=== INPUT RECORDS ===
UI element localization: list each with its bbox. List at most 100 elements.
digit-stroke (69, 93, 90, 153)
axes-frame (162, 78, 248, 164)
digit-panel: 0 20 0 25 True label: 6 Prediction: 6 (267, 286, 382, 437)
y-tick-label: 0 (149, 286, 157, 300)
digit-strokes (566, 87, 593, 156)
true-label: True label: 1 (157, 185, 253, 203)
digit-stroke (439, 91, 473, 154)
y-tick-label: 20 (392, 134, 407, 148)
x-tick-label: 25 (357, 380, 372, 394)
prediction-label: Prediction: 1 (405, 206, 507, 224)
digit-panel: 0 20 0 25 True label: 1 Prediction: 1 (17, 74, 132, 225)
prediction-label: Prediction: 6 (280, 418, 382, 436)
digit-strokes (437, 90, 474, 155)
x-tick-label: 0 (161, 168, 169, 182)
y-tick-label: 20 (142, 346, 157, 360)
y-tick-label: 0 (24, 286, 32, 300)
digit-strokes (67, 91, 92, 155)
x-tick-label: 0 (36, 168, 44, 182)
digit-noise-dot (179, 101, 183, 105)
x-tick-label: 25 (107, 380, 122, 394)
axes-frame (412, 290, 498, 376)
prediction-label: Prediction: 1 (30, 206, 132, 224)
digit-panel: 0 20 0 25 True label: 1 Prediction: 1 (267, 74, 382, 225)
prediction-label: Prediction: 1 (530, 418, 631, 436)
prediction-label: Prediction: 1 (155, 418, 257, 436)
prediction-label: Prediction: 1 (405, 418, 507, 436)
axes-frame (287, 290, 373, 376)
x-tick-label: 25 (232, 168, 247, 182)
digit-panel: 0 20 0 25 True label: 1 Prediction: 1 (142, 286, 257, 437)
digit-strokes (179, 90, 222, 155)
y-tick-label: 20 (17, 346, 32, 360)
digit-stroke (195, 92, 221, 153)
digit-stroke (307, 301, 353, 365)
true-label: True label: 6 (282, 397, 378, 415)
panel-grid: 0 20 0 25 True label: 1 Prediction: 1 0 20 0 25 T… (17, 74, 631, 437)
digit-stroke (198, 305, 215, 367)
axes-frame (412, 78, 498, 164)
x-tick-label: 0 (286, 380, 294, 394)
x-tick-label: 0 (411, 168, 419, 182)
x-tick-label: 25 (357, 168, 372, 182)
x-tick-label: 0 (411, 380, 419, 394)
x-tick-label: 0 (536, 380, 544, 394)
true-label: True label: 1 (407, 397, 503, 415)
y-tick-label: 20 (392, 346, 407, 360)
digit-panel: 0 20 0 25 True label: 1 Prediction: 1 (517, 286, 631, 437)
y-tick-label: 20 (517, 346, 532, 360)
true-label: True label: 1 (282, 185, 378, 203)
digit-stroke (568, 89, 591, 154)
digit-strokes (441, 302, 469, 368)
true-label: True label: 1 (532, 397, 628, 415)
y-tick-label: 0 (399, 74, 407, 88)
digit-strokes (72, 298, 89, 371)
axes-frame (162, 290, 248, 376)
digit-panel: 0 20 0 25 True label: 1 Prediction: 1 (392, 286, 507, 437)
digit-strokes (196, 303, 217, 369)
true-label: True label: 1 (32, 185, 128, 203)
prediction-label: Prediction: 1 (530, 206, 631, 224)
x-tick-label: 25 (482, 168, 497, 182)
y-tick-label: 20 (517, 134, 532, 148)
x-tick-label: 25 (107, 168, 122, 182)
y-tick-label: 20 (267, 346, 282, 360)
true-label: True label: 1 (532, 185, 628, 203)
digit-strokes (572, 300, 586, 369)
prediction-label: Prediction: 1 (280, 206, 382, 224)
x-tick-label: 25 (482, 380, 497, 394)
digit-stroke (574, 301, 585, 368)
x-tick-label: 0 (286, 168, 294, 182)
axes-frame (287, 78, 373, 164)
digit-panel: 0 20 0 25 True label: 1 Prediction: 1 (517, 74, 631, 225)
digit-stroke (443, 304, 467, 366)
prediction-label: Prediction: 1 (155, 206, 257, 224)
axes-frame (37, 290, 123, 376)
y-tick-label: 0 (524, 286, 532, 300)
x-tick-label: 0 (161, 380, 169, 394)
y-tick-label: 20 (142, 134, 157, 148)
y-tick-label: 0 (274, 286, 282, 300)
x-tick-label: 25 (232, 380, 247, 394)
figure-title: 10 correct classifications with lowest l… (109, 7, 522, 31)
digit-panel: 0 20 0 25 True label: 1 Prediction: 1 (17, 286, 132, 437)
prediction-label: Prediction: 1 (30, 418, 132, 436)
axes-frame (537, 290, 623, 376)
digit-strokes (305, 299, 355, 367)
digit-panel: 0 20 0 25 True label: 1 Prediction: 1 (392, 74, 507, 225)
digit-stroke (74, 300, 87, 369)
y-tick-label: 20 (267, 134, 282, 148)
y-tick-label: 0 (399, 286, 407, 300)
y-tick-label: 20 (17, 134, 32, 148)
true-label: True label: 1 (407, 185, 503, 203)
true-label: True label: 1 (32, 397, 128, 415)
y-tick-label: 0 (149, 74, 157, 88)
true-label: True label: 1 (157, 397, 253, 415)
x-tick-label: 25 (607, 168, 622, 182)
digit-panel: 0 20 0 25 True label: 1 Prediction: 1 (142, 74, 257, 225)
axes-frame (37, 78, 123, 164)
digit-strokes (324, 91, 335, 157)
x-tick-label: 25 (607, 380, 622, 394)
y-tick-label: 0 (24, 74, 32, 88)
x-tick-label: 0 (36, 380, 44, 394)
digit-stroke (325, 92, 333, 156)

=== EXERCISE INSTRUCTIONS ===
Copy all of the items above line for line, changing nothing.

=== SOLUTION TO THIS EXERCISE ===
UI element localization: list each with its bbox. List at most 100 elements.
digit-stroke (69, 93, 90, 153)
axes-frame (162, 78, 248, 164)
digit-panel: 0 20 0 25 True label: 6 Prediction: 6 (267, 286, 382, 437)
y-tick-label: 0 (149, 286, 157, 300)
digit-strokes (566, 87, 593, 156)
true-label: True label: 1 (157, 185, 253, 203)
digit-stroke (439, 91, 473, 154)
y-tick-label: 20 (392, 134, 407, 148)
x-tick-label: 25 (357, 380, 372, 394)
prediction-label: Prediction: 1 (405, 206, 507, 224)
digit-panel: 0 20 0 25 True label: 1 Prediction: 1 (17, 74, 132, 225)
prediction-label: Prediction: 6 (280, 418, 382, 436)
digit-strokes (437, 90, 474, 155)
x-tick-label: 0 (161, 168, 169, 182)
y-tick-label: 20 (142, 346, 157, 360)
y-tick-label: 0 (24, 286, 32, 300)
digit-strokes (67, 91, 92, 155)
x-tick-label: 0 (36, 168, 44, 182)
digit-noise-dot (179, 101, 183, 105)
x-tick-label: 25 (107, 380, 122, 394)
axes-frame (412, 290, 498, 376)
prediction-label: Prediction: 1 (30, 206, 132, 224)
digit-panel: 0 20 0 25 True label: 1 Prediction: 1 (267, 74, 382, 225)
prediction-label: Prediction: 1 (530, 418, 631, 436)
prediction-label: Prediction: 1 (155, 418, 257, 436)
prediction-label: Prediction: 1 (405, 418, 507, 436)
axes-frame (287, 290, 373, 376)
x-tick-label: 25 (232, 168, 247, 182)
digit-panel: 0 20 0 25 True label: 1 Prediction: 1 (142, 286, 257, 437)
digit-strokes (179, 90, 222, 155)
y-tick-label: 20 (17, 346, 32, 360)
digit-stroke (195, 92, 221, 153)
digit-stroke (307, 301, 353, 365)
true-label: True label: 6 (282, 397, 378, 415)
panel-grid: 0 20 0 25 True label: 1 Prediction: 1 0 20 0 25 T… (17, 74, 631, 437)
digit-stroke (198, 305, 215, 367)
axes-frame (412, 78, 498, 164)
x-tick-label: 0 (286, 380, 294, 394)
x-tick-label: 0 (411, 168, 419, 182)
x-tick-label: 25 (357, 168, 372, 182)
x-tick-label: 0 (411, 380, 419, 394)
x-tick-label: 0 (536, 380, 544, 394)
true-label: True label: 1 (407, 397, 503, 415)
y-tick-label: 20 (392, 346, 407, 360)
digit-panel: 0 20 0 25 True label: 1 Prediction: 1 (517, 286, 631, 437)
y-tick-label: 20 (517, 346, 532, 360)
true-label: True label: 1 (282, 185, 378, 203)
digit-stroke (568, 89, 591, 154)
digit-strokes (441, 302, 469, 368)
true-label: True label: 1 (532, 397, 628, 415)
y-tick-label: 0 (399, 74, 407, 88)
digit-strokes (72, 298, 89, 371)
axes-frame (162, 290, 248, 376)
digit-panel: 0 20 0 25 True label: 1 Prediction: 1 (392, 286, 507, 437)
digit-strokes (196, 303, 217, 369)
true-label: True label: 1 (32, 185, 128, 203)
prediction-label: Prediction: 1 (530, 206, 631, 224)
x-tick-label: 25 (482, 168, 497, 182)
y-tick-label: 20 (517, 134, 532, 148)
x-tick-label: 25 (107, 168, 122, 182)
y-tick-label: 20 (267, 346, 282, 360)
true-label: True label: 1 (532, 185, 628, 203)
digit-strokes (572, 300, 586, 369)
prediction-label: Prediction: 1 (280, 206, 382, 224)
x-tick-label: 25 (482, 380, 497, 394)
digit-stroke (574, 301, 585, 368)
x-tick-label: 0 (286, 168, 294, 182)
axes-frame (287, 78, 373, 164)
digit-panel: 0 20 0 25 True label: 1 Prediction: 1 (517, 74, 631, 225)
digit-stroke (443, 304, 467, 366)
prediction-label: Prediction: 1 (155, 206, 257, 224)
axes-frame (37, 290, 123, 376)
y-tick-label: 0 (524, 286, 532, 300)
x-tick-label: 0 (161, 380, 169, 394)
y-tick-label: 20 (142, 134, 157, 148)
y-tick-label: 0 (274, 286, 282, 300)
x-tick-label: 25 (232, 380, 247, 394)
figure-title: 10 correct classifications with lowest l… (109, 7, 522, 31)
digit-panel: 0 20 0 25 True label: 1 Prediction: 1 (17, 286, 132, 437)
prediction-label: Prediction: 1 (30, 418, 132, 436)
axes-frame (537, 290, 623, 376)
digit-strokes (305, 299, 355, 367)
digit-panel: 0 20 0 25 True label: 1 Prediction: 1 (392, 74, 507, 225)
digit-stroke (74, 300, 87, 369)
y-tick-label: 20 (267, 134, 282, 148)
y-tick-label: 0 (399, 286, 407, 300)
y-tick-label: 20 (17, 134, 32, 148)
true-label: True label: 1 (407, 185, 503, 203)
true-label: True label: 1 (32, 397, 128, 415)
y-tick-label: 0 (149, 74, 157, 88)
true-label: True label: 1 (157, 397, 253, 415)
x-tick-label: 25 (607, 168, 622, 182)
digit-panel: 0 20 0 25 True label: 1 Prediction: 1 (142, 74, 257, 225)
axes-frame (37, 78, 123, 164)
digit-strokes (324, 91, 335, 157)
x-tick-label: 25 (607, 380, 622, 394)
y-tick-label: 0 (24, 74, 32, 88)
x-tick-label: 0 (36, 380, 44, 394)
digit-stroke (325, 92, 333, 156)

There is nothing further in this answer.